**Written request:** Update the lines from the one containing "office-name-cell: Szeghalom [21,396,162,412]" down to the one containing "table-row [21,252,852,268]" by changing "value-cell" to "data-cell", and leave everything else as it is.

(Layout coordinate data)
________________________
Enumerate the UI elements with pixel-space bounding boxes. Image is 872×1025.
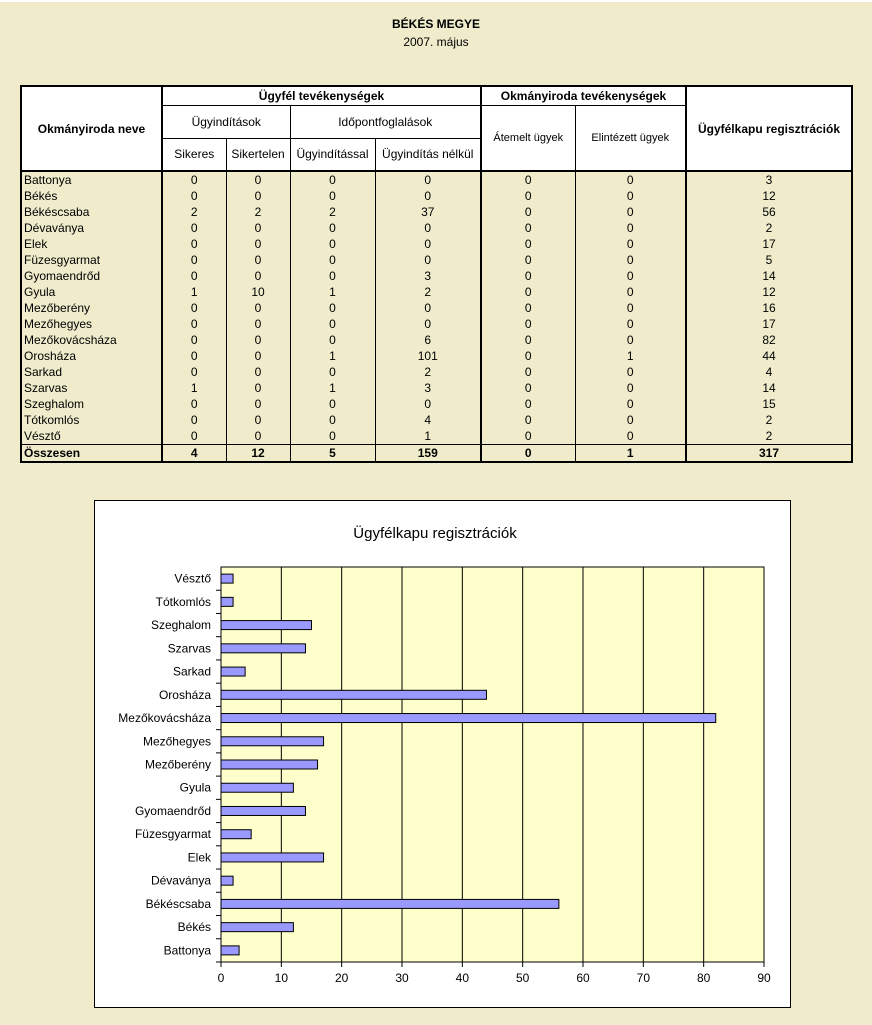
office-name-cell: Szeghalom [21,396,162,412]
office-name-cell: Füzesgyarmat [21,252,162,268]
table-row [21,220,852,236]
value-cell: 0 [575,171,686,188]
value-cell: 5 [686,252,852,268]
value-cell: 0 [481,396,575,412]
bar [221,597,233,606]
value-cell: 0 [481,171,575,188]
report-title: BÉKÉS MEGYE [391,17,481,31]
top-border [0,0,872,2]
value-cell: 0 [226,220,290,236]
office-name-cell: Szarvas [21,380,162,396]
value-cell: 0 [226,236,290,252]
value-cell: 101 [375,348,481,364]
value-cell: 2 [290,204,375,220]
header-without-initiation: Ügyindítás nélkül [375,138,481,171]
value-cell: 0 [375,300,481,316]
value-cell: 3 [375,268,481,284]
value-cell: 0 [481,412,575,428]
table-row [21,252,852,268]
value-cell: 0 [375,316,481,332]
value-cell: 0 [290,332,375,348]
table-body [21,171,852,462]
value-cell: 317 [686,445,852,463]
value-cell: 44 [686,348,852,364]
value-cell: 0 [162,188,226,204]
header-client-activities: Ügyfél tevékenységek [162,86,481,105]
value-cell: 0 [575,380,686,396]
table-row [21,332,852,348]
value-cell: 0 [162,316,226,332]
value-cell: 0 [226,171,290,188]
table-row [21,412,852,428]
value-cell: 0 [226,332,290,348]
value-cell: 5 [290,445,375,463]
office-name-cell: Tótkomlós [21,412,162,428]
value-cell: 12 [226,445,290,463]
value-cell: 0 [162,396,226,412]
value-cell: 0 [226,428,290,445]
value-cell: 1 [375,428,481,445]
statistics-table [20,85,853,463]
value-cell: 0 [226,252,290,268]
office-name-cell: Gyomaendrőd [21,268,162,284]
value-cell: 0 [575,252,686,268]
value-cell: 2 [686,220,852,236]
office-name-cell: Békés [21,188,162,204]
y-tick-label: Békéscsaba [145,896,211,911]
x-tick-label: 30 [395,971,409,985]
value-cell: 0 [290,252,375,268]
value-cell: 1 [575,445,686,463]
office-name-cell: Elek [21,236,162,252]
y-tick-label: Szeghalom [150,618,211,633]
value-cell: 2 [686,412,852,428]
value-cell: 0 [575,284,686,300]
y-tick-label: Dévaványa [150,873,211,888]
bar [221,876,233,885]
bar [221,690,486,699]
table-row [21,348,852,364]
value-cell: 0 [162,268,226,284]
header-completed: Elintézett ügyek [575,105,686,171]
value-cell: 0 [575,204,686,220]
header-with-initiation: Ügyindítással [290,138,375,171]
office-name-cell: Sarkad [21,364,162,380]
table-row [21,204,852,220]
value-cell: 1 [162,380,226,396]
value-cell: 0 [481,220,575,236]
value-cell: 0 [575,316,686,332]
value-cell: 0 [575,268,686,284]
value-cell: 0 [290,396,375,412]
bar [221,574,233,583]
header-portal-registrations: Ügyfélkapu regisztrációk [686,86,852,171]
table-row [21,396,852,412]
value-cell: 14 [686,380,852,396]
bar [221,853,324,862]
value-cell: 1 [575,348,686,364]
value-cell: 0 [290,268,375,284]
value-cell: 2 [686,428,852,445]
y-tick-label: Tótkomlós [155,594,211,609]
value-cell: 14 [686,268,852,284]
value-cell: 56 [686,204,852,220]
value-cell: 17 [686,236,852,252]
office-name-cell: Battonya [21,171,162,188]
value-cell: 4 [375,412,481,428]
value-cell: 0 [290,171,375,188]
office-name-cell: Békéscsaba [21,204,162,220]
x-tick-label: 20 [334,971,349,985]
value-cell: 0 [226,268,290,284]
value-cell: 0 [481,428,575,445]
value-cell: 3 [686,171,852,188]
y-tick-label: Gyula [179,780,211,795]
header-successful: Sikeres [162,138,226,171]
y-tick-label: Elek [187,850,211,865]
y-tick-label: Mezőberény [144,757,211,772]
x-tick-label: 0 [217,971,225,985]
y-tick-label: Battonya [163,943,211,958]
value-cell: 1 [162,284,226,300]
value-cell: 0 [481,236,575,252]
table-row [21,284,852,300]
value-cell: 0 [162,300,226,316]
total-label: Összesen [21,445,162,463]
value-cell: 82 [686,332,852,348]
chart-title: Ügyfélkapu regisztrációk [353,525,517,542]
header-appointments: Időpontfoglalások [290,105,481,138]
office-name-cell: Vésztő [21,428,162,445]
value-cell: 15 [686,396,852,412]
value-cell: 4 [686,364,852,380]
value-cell: 0 [226,396,290,412]
value-cell: 0 [226,412,290,428]
value-cell: 0 [290,412,375,428]
x-tick-label: 50 [515,971,530,985]
value-cell: 0 [375,252,481,268]
value-cell: 0 [290,300,375,316]
value-cell: 0 [290,236,375,252]
value-cell: 0 [162,428,226,445]
value-cell: 0 [162,412,226,428]
value-cell: 0 [575,220,686,236]
y-tick-label: Orosháza [158,687,211,702]
value-cell: 0 [575,236,686,252]
value-cell: 0 [226,348,290,364]
value-cell: 0 [481,252,575,268]
office-name-cell: Orosháza [21,348,162,364]
value-cell: 0 [226,300,290,316]
table-row [21,171,852,188]
value-cell: 0 [375,236,481,252]
bar [221,783,293,792]
value-cell: 2 [375,284,481,300]
y-tick-label: Füzesgyarmat [134,827,211,842]
value-cell: 0 [575,188,686,204]
header-office-name: Okmányiroda neve [21,86,162,171]
bar [221,621,312,630]
value-cell: 0 [290,316,375,332]
bar [221,644,305,653]
header-unsuccessful: Sikertelen [226,138,290,171]
bar [221,714,716,723]
bar [221,923,293,932]
value-cell: 10 [226,284,290,300]
value-cell: 0 [481,204,575,220]
value-cell: 6 [375,332,481,348]
value-cell: 0 [375,396,481,412]
table-row [21,428,852,445]
value-cell: 0 [162,332,226,348]
value-cell: 0 [575,364,686,380]
table-row [21,380,852,396]
bar [221,806,305,815]
value-cell: 0 [226,188,290,204]
table-row [21,316,852,332]
bar [221,830,251,839]
registrations-chart [94,500,791,1008]
value-cell: 0 [481,332,575,348]
value-cell: 0 [226,316,290,332]
value-cell: 12 [686,188,852,204]
office-name-cell: Dévaványa [21,220,162,236]
report-period: 2007. május [403,35,469,49]
y-tick-label: Mezőhegyes [142,734,211,749]
bar [221,760,318,769]
value-cell: 12 [686,284,852,300]
value-cell: 0 [162,236,226,252]
office-name-cell: Mezőhegyes [21,316,162,332]
value-cell: 0 [290,428,375,445]
value-cell: 0 [481,364,575,380]
value-cell: 0 [481,300,575,316]
y-tick-label: Gyomaendrőd [134,803,211,818]
header-office-activities: Okmányiroda tevékenységek [481,86,686,105]
value-cell: 1 [290,284,375,300]
x-tick-label: 80 [696,971,711,985]
y-tick-label: Vésztő [174,571,211,586]
value-cell: 2 [375,364,481,380]
x-tick-label: 40 [455,971,470,985]
value-cell: 0 [162,348,226,364]
value-cell: 0 [162,252,226,268]
bar [221,667,245,676]
value-cell: 1 [290,348,375,364]
value-cell: 0 [481,380,575,396]
value-cell: 2 [162,204,226,220]
value-cell: 3 [375,380,481,396]
value-cell: 0 [575,412,686,428]
value-cell: 0 [481,268,575,284]
table-row [21,300,852,316]
value-cell: 0 [575,396,686,412]
value-cell: 0 [575,300,686,316]
value-cell: 0 [375,171,481,188]
x-tick-label: 70 [636,971,651,985]
y-tick-label: Sarkad [172,664,211,679]
office-name-cell: Mezőberény [21,300,162,316]
office-name-cell: Gyula [21,284,162,300]
value-cell: 0 [290,188,375,204]
chart-svg [95,501,790,1007]
value-cell: 0 [162,364,226,380]
value-cell: 4 [162,445,226,463]
value-cell: 0 [481,445,575,463]
total-row [21,445,852,463]
table-row [21,236,852,252]
value-cell: 1 [290,380,375,396]
office-name-cell: Mezőkovácsháza [21,332,162,348]
x-tick-label: 10 [274,971,289,985]
table-row [21,268,852,284]
value-cell: 0 [162,220,226,236]
table-row [21,188,852,204]
value-cell: 0 [575,428,686,445]
value-cell: 0 [481,316,575,332]
y-tick-label: Szarvas [167,641,211,656]
y-tick-label: Mezőkovácsháza [118,711,211,726]
value-cell: 0 [575,332,686,348]
bar [221,899,559,908]
value-cell: 37 [375,204,481,220]
value-cell: 2 [226,204,290,220]
x-tick-label: 60 [576,971,590,985]
value-cell: 0 [290,364,375,380]
value-cell: 0 [481,188,575,204]
value-cell: 0 [162,171,226,188]
header-transferred: Átemelt ügyek [481,105,575,171]
value-cell: 159 [375,445,481,463]
value-cell: 0 [290,220,375,236]
x-tick-label: 90 [757,971,771,985]
value-cell: 17 [686,316,852,332]
value-cell: 0 [226,364,290,380]
value-cell: 0 [375,220,481,236]
table-row [21,364,852,380]
bar [221,946,239,955]
value-cell: 0 [375,188,481,204]
value-cell: 0 [226,380,290,396]
value-cell: 16 [686,300,852,316]
value-cell: 0 [481,348,575,364]
bar [221,737,324,746]
y-tick-label: Békés [177,920,211,935]
value-cell: 0 [481,284,575,300]
header-case-initiations: Ügyindítások [162,105,290,138]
________________________
**Answer to this task:**
office-name-cell: Szeghalom [21,396,162,412]
office-name-cell: Füzesgyarmat [21,252,162,268]
table-row [21,220,852,236]
data-cell: 0 [575,171,686,188]
data-cell: 5 [686,252,852,268]
data-cell: 0 [481,396,575,412]
bar [221,597,233,606]
data-cell: 0 [481,171,575,188]
report-title: BÉKÉS MEGYE [391,17,481,31]
top-border [0,0,872,2]
data-cell: 0 [226,220,290,236]
office-name-cell: Szarvas [21,380,162,396]
data-cell: 0 [226,236,290,252]
data-cell: 101 [375,348,481,364]
data-cell: 2 [290,204,375,220]
header-without-initiation: Ügyindítás nélkül [375,138,481,171]
data-cell: 0 [375,300,481,316]
data-cell: 3 [375,268,481,284]
data-cell: 0 [481,412,575,428]
table-row [21,252,852,268]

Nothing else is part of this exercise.